### Your task
Every record that follows should be printed verbatim.

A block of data
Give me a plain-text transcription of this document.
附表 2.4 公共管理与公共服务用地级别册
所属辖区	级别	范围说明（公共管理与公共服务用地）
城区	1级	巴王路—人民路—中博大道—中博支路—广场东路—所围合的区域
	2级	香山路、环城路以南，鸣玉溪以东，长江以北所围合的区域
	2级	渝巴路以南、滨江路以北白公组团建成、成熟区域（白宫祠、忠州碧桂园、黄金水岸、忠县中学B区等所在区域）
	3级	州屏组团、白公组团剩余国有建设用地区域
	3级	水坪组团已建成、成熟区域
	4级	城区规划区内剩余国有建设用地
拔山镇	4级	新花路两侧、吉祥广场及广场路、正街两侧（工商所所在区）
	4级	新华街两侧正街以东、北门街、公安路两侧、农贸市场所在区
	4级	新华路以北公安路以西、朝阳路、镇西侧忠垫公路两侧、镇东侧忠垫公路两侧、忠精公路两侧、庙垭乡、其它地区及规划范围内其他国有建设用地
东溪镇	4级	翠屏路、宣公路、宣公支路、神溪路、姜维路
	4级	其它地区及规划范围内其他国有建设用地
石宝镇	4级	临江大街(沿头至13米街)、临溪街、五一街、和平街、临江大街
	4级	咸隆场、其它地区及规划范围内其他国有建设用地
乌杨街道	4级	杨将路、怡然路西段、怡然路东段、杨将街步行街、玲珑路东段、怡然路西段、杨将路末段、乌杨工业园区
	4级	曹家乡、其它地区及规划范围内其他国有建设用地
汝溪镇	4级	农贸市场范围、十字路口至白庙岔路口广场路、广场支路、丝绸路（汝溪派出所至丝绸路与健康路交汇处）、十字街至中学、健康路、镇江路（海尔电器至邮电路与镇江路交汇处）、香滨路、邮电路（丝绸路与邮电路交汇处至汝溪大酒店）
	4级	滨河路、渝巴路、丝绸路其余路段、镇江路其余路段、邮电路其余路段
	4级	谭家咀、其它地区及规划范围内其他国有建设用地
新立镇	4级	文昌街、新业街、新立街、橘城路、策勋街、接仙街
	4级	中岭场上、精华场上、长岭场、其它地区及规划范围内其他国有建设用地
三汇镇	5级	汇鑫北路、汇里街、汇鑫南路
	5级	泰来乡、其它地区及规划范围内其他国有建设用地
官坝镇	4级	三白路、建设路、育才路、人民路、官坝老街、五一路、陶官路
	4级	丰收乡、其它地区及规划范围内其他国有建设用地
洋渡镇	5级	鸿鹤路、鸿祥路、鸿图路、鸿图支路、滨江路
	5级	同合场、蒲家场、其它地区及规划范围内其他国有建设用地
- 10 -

### Complete answer
Give me a plain-text transcription of this document.
附表 2.4 公共管理与公共服务用地级别册
所属辖区	级别	范围说明（公共管理与公共服务用地）
城区	1级	巴王路—人民路—中博大道—中博支路—广场东路—所围合的区域
	2级	香山路、环城路以南，鸣玉溪以东，长江以北所围合的区域
	2级	渝巴路以南、滨江路以北白公组团建成、成熟区域（白宫祠、忠州碧桂园、黄金水岸、忠县中学B区等所在区域）
	3级	州屏组团、白公组团剩余国有建设用地区域
	3级	水坪组团已建成、成熟区域
	4级	城区规划区内剩余国有建设用地
拔山镇	4级	新花路两侧、吉祥广场及广场路、正街两侧（工商所所在区）
	4级	新华街两侧正街以东、北门街、公安路两侧、农贸市场所在区
	4级	新华路以北公安路以西、朝阳路、镇西侧忠垫公路两侧、镇东侧忠垫公路两侧、忠精公路两侧、庙垭乡、其它地区及规划范围内其他国有建设用地
东溪镇	4级	翠屏路、宣公路、宣公支路、神溪路、姜维路
	4级	其它地区及规划范围内其他国有建设用地
石宝镇	4级	临江大街(沿头至13米街)、临溪街、五一街、和平街、临江大街
	4级	咸隆场、其它地区及规划范围内其他国有建设用地
乌杨街道	4级	杨将路、怡然路西段、怡然路东段、杨将街步行街、玲珑路东段、怡然路西段、杨将路末段、乌杨工业园区
	4级	曹家乡、其它地区及规划范围内其他国有建设用地
汝溪镇	4级	农贸市场范围、十字路口至白庙岔路口广场路、广场支路、丝绸路（汝溪派出所至丝绸路与健康路交汇处）、十字街至中学、健康路、镇江路（海尔电器至邮电路与镇江路交汇处）、香滨路、邮电路（丝绸路与邮电路交汇处至汝溪大酒店）
	4级	滨河路、渝巴路、丝绸路其余路段、镇江路其余路段、邮电路其余路段
	4级	谭家咀、其它地区及规划范围内其他国有建设用地
新立镇	4级	文昌街、新业街、新立街、橘城路、策勋街、接仙街
	4级	中岭场上、精华场上、长岭场、其它地区及规划范围内其他国有建设用地
三汇镇	5级	汇鑫北路、汇里街、汇鑫南路
	5级	泰来乡、其它地区及规划范围内其他国有建设用地
官坝镇	4级	三白路、建设路、育才路、人民路、官坝老街、五一路、陶官路
	4级	丰收乡、其它地区及规划范围内其他国有建设用地
洋渡镇	5级	鸿鹤路、鸿祥路、鸿图路、鸿图支路、滨江路
	5级	同合场、蒲家场、其它地区及规划范围内其他国有建设用地
- 10 -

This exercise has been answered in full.